START LISTED ENTRIES

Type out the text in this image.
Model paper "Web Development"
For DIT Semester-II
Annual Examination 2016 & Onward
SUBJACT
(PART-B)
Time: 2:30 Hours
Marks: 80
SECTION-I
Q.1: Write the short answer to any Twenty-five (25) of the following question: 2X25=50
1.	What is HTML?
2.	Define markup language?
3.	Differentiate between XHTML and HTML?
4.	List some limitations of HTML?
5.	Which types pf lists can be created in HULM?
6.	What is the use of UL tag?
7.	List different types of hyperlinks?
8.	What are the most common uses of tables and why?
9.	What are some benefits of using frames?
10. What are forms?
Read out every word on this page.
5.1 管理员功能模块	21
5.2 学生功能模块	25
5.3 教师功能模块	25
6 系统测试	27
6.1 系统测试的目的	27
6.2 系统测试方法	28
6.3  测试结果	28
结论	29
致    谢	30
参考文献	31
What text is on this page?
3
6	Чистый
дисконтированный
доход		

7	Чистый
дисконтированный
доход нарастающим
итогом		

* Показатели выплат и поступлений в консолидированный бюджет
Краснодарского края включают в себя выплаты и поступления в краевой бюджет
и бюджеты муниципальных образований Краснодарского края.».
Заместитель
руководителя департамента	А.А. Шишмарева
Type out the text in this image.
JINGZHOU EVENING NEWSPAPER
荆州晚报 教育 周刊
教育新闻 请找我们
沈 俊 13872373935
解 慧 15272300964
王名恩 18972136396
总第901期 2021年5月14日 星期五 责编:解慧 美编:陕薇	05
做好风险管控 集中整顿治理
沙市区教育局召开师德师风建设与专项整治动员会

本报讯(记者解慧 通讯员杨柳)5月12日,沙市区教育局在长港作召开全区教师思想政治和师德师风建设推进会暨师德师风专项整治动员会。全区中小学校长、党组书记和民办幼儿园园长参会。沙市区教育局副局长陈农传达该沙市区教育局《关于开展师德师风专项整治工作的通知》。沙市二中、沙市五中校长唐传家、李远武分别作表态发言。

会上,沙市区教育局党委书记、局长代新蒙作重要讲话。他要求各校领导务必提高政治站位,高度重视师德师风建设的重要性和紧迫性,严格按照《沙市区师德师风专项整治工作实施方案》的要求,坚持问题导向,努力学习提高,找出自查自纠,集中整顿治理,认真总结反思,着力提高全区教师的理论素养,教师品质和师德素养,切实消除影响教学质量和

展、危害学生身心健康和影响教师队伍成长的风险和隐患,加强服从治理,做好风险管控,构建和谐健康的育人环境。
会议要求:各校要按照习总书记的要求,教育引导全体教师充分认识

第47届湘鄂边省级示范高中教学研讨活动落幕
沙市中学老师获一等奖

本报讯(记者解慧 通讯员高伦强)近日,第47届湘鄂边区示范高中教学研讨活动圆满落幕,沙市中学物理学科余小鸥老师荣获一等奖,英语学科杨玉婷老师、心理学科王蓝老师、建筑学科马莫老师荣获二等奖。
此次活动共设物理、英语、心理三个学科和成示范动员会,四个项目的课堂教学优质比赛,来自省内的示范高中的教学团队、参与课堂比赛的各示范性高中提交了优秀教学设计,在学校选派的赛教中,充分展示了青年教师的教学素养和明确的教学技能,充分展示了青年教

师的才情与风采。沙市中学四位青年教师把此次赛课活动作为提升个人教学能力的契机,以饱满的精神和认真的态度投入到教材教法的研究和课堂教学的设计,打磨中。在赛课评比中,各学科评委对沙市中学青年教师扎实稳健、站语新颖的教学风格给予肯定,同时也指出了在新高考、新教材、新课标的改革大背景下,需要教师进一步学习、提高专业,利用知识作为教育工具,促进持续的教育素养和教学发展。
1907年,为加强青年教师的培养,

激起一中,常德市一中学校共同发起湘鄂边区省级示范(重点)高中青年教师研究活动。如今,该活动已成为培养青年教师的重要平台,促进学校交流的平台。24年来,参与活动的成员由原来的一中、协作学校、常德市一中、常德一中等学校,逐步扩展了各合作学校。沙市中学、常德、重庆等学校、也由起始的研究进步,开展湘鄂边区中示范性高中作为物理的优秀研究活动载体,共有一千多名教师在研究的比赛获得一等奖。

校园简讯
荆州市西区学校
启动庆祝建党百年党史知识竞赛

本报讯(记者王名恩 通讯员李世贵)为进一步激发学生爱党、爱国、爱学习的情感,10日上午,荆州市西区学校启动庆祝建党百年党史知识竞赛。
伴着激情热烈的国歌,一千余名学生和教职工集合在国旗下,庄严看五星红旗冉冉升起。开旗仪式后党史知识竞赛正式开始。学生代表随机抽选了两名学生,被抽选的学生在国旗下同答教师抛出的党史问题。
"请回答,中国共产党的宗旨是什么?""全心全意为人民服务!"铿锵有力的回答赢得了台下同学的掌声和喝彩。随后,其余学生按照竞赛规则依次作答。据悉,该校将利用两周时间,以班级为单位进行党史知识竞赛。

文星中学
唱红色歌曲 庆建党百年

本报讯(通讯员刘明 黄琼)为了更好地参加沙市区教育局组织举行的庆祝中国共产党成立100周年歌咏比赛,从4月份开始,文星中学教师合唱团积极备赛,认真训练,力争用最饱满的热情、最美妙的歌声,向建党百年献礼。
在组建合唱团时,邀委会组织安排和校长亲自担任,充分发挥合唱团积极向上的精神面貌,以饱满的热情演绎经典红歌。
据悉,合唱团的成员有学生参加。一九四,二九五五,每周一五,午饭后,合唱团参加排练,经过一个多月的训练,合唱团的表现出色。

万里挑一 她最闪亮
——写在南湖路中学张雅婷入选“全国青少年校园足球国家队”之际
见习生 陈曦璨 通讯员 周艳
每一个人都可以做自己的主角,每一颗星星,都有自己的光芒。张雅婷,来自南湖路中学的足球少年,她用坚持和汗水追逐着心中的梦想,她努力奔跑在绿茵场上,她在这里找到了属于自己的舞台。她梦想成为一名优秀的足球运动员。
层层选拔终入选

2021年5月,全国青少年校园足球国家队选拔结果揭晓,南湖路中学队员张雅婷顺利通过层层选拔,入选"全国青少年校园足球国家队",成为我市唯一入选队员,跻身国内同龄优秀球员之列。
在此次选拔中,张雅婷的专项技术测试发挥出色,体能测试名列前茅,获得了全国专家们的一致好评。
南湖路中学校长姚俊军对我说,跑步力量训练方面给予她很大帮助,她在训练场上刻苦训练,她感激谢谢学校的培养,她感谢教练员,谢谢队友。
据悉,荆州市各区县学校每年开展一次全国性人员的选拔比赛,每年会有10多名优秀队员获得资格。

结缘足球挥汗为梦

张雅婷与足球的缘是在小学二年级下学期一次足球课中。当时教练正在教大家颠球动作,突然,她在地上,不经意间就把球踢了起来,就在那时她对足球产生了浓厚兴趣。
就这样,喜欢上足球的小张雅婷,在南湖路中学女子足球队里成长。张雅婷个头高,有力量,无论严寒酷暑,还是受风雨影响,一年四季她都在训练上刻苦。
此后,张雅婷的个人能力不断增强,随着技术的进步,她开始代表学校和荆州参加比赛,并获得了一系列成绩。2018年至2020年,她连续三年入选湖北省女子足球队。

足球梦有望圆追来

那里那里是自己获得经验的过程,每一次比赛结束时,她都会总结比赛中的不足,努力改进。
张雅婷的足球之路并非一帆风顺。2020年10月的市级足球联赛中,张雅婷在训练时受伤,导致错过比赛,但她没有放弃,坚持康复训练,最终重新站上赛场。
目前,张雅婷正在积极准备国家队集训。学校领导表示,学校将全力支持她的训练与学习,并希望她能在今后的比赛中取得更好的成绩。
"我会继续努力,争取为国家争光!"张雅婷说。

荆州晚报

END LISTED ENTRIES

EXERCISE TASK => Give the entries again in full, exactly as they are written.

SOLVED EXERCISE =>
Type out the text in this image.
Model paper "Web Development"
For DIT Semester-II
Annual Examination 2016 & Onward
SUBJACT
(PART-B)
Time: 2:30 Hours
Marks: 80
SECTION-I
Q.1: Write the short answer to any Twenty-five (25) of the following question: 2X25=50
1.	What is HTML?
2.	Define markup language?
3.	Differentiate between XHTML and HTML?
4.	List some limitations of HTML?
5.	Which types pf lists can be created in HULM?
6.	What is the use of UL tag?
7.	List different types of hyperlinks?
8.	What are the most common uses of tables and why?
9.	What are some benefits of using frames?
10. What are forms?
Read out every word on this page.
5.1 管理员功能模块	21
5.2 学生功能模块	25
5.3 教师功能模块	25
6 系统测试	27
6.1 系统测试的目的	27
6.2 系统测试方法	28
6.3  测试结果	28
结论	29
致    谢	30
参考文献	31
What text is on this page?
3
6	Чистый
дисконтированный
доход		

7	Чистый
дисконтированный
доход нарастающим
итогом		

* Показатели выплат и поступлений в консолидированный бюджет
Краснодарского края включают в себя выплаты и поступления в краевой бюджет
и бюджеты муниципальных образований Краснодарского края.».
Заместитель
руководителя департамента	А.А. Шишмарева
Type out the text in this image.
JINGZHOU EVENING NEWSPAPER
荆州晚报 教育 周刊
教育新闻 请找我们
沈 俊 13872373935
解 慧 15272300964
王名恩 18972136396
总第901期 2021年5月14日 星期五 责编:解慧 美编:陕薇	05
做好风险管控 集中整顿治理
沙市区教育局召开师德师风建设与专项整治动员会

本报讯(记者解慧 通讯员杨柳)5月12日,沙市区教育局在长港作召开全区教师思想政治和师德师风建设推进会暨师德师风专项整治动员会。全区中小学校长、党组书记和民办幼儿园园长参会。沙市区教育局副局长陈农传达该沙市区教育局《关于开展师德师风专项整治工作的通知》。沙市二中、沙市五中校长唐传家、李远武分别作表态发言。

会上,沙市区教育局党委书记、局长代新蒙作重要讲话。他要求各校领导务必提高政治站位,高度重视师德师风建设的重要性和紧迫性,严格按照《沙市区师德师风专项整治工作实施方案》的要求,坚持问题导向,努力学习提高,找出自查自纠,集中整顿治理,认真总结反思,着力提高全区教师的理论素养,教师品质和师德素养,切实消除影响教学质量和

展、危害学生身心健康和影响教师队伍成长的风险和隐患,加强服从治理,做好风险管控,构建和谐健康的育人环境。
会议要求:各校要按照习总书记的要求,教育引导全体教师充分认识

第47届湘鄂边省级示范高中教学研讨活动落幕
沙市中学老师获一等奖

本报讯(记者解慧 通讯员高伦强)近日,第47届湘鄂边区示范高中教学研讨活动圆满落幕,沙市中学物理学科余小鸥老师荣获一等奖,英语学科杨玉婷老师、心理学科王蓝老师、建筑学科马莫老师荣获二等奖。
此次活动共设物理、英语、心理三个学科和成示范动员会,四个项目的课堂教学优质比赛,来自省内的示范高中的教学团队、参与课堂比赛的各示范性高中提交了优秀教学设计,在学校选派的赛教中,充分展示了青年教师的教学素养和明确的教学技能,充分展示了青年教

师的才情与风采。沙市中学四位青年教师把此次赛课活动作为提升个人教学能力的契机,以饱满的精神和认真的态度投入到教材教法的研究和课堂教学的设计,打磨中。在赛课评比中,各学科评委对沙市中学青年教师扎实稳健、站语新颖的教学风格给予肯定,同时也指出了在新高考、新教材、新课标的改革大背景下,需要教师进一步学习、提高专业,利用知识作为教育工具,促进持续的教育素养和教学发展。
1907年,为加强青年教师的培养,

激起一中,常德市一中学校共同发起湘鄂边区省级示范(重点)高中青年教师研究活动。如今,该活动已成为培养青年教师的重要平台,促进学校交流的平台。24年来,参与活动的成员由原来的一中、协作学校、常德市一中、常德一中等学校,逐步扩展了各合作学校。沙市中学、常德、重庆等学校、也由起始的研究进步,开展湘鄂边区中示范性高中作为物理的优秀研究活动载体,共有一千多名教师在研究的比赛获得一等奖。

校园简讯
荆州市西区学校
启动庆祝建党百年党史知识竞赛

本报讯(记者王名恩 通讯员李世贵)为进一步激发学生爱党、爱国、爱学习的情感,10日上午,荆州市西区学校启动庆祝建党百年党史知识竞赛。
伴着激情热烈的国歌,一千余名学生和教职工集合在国旗下,庄严看五星红旗冉冉升起。开旗仪式后党史知识竞赛正式开始。学生代表随机抽选了两名学生,被抽选的学生在国旗下同答教师抛出的党史问题。
"请回答,中国共产党的宗旨是什么?""全心全意为人民服务!"铿锵有力的回答赢得了台下同学的掌声和喝彩。随后,其余学生按照竞赛规则依次作答。据悉,该校将利用两周时间,以班级为单位进行党史知识竞赛。

文星中学
唱红色歌曲 庆建党百年

本报讯(通讯员刘明 黄琼)为了更好地参加沙市区教育局组织举行的庆祝中国共产党成立100周年歌咏比赛,从4月份开始,文星中学教师合唱团积极备赛,认真训练,力争用最饱满的热情、最美妙的歌声,向建党百年献礼。
在组建合唱团时,邀委会组织安排和校长亲自担任,充分发挥合唱团积极向上的精神面貌,以饱满的热情演绎经典红歌。
据悉,合唱团的成员有学生参加。一九四,二九五五,每周一五,午饭后,合唱团参加排练,经过一个多月的训练,合唱团的表现出色。

万里挑一 她最闪亮
——写在南湖路中学张雅婷入选“全国青少年校园足球国家队”之际
见习生 陈曦璨 通讯员 周艳
每一个人都可以做自己的主角,每一颗星星,都有自己的光芒。张雅婷,来自南湖路中学的足球少年,她用坚持和汗水追逐着心中的梦想,她努力奔跑在绿茵场上,她在这里找到了属于自己的舞台。她梦想成为一名优秀的足球运动员。
层层选拔终入选

2021年5月,全国青少年校园足球国家队选拔结果揭晓,南湖路中学队员张雅婷顺利通过层层选拔,入选"全国青少年校园足球国家队",成为我市唯一入选队员,跻身国内同龄优秀球员之列。
在此次选拔中,张雅婷的专项技术测试发挥出色,体能测试名列前茅,获得了全国专家们的一致好评。
南湖路中学校长姚俊军对我说,跑步力量训练方面给予她很大帮助,她在训练场上刻苦训练,她感激谢谢学校的培养,她感谢教练员,谢谢队友。
据悉,荆州市各区县学校每年开展一次全国性人员的选拔比赛,每年会有10多名优秀队员获得资格。

结缘足球挥汗为梦

张雅婷与足球的缘是在小学二年级下学期一次足球课中。当时教练正在教大家颠球动作,突然,她在地上,不经意间就把球踢了起来,就在那时她对足球产生了浓厚兴趣。
就这样,喜欢上足球的小张雅婷,在南湖路中学女子足球队里成长。张雅婷个头高,有力量,无论严寒酷暑,还是受风雨影响,一年四季她都在训练上刻苦。
此后,张雅婷的个人能力不断增强,随着技术的进步,她开始代表学校和荆州参加比赛,并获得了一系列成绩。2018年至2020年,她连续三年入选湖北省女子足球队。

足球梦有望圆追来

那里那里是自己获得经验的过程,每一次比赛结束时,她都会总结比赛中的不足,努力改进。
张雅婷的足球之路并非一帆风顺。2020年10月的市级足球联赛中,张雅婷在训练时受伤,导致错过比赛,但她没有放弃,坚持康复训练,最终重新站上赛场。
目前,张雅婷正在积极准备国家队集训。学校领导表示,学校将全力支持她的训练与学习,并希望她能在今后的比赛中取得更好的成绩。
"我会继续努力,争取为国家争光!"张雅婷说。

荆州晚报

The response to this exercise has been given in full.